> _Stated exercise_:
Transcribe the records below exactly as they appear, omitting any pictures.

------------------------------

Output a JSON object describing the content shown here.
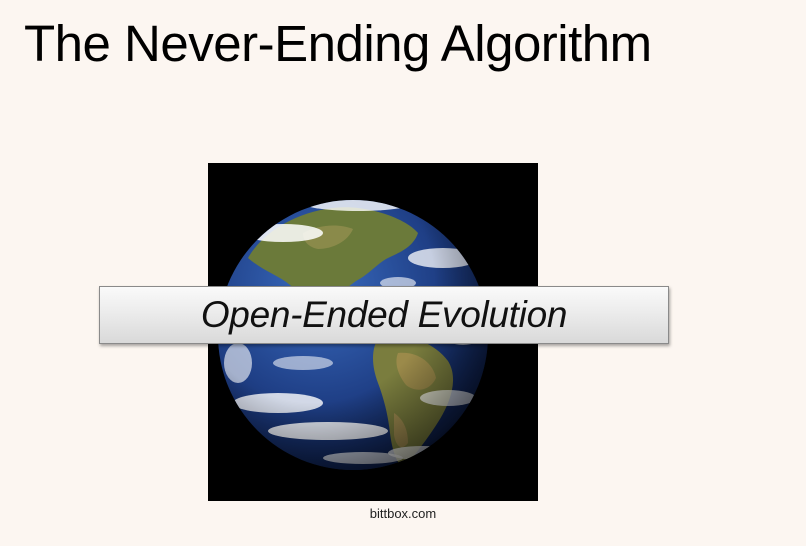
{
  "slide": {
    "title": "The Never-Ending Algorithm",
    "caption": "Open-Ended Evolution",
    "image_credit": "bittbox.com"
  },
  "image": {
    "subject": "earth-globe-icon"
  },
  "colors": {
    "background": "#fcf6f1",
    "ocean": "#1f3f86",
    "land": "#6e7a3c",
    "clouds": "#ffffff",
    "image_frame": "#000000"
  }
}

------------------------------

> _Task result_:
Output a JSON object describing the content shown here.
{
  "slide": {
    "title": "The Never-Ending Algorithm",
    "caption": "Open-Ended Evolution",
    "image_credit": "bittbox.com"
  },
  "image": {
    "subject": "earth-globe-icon"
  },
  "colors": {
    "background": "#fcf6f1",
    "ocean": "#1f3f86",
    "land": "#6e7a3c",
    "clouds": "#ffffff",
    "image_frame": "#000000"
  }
}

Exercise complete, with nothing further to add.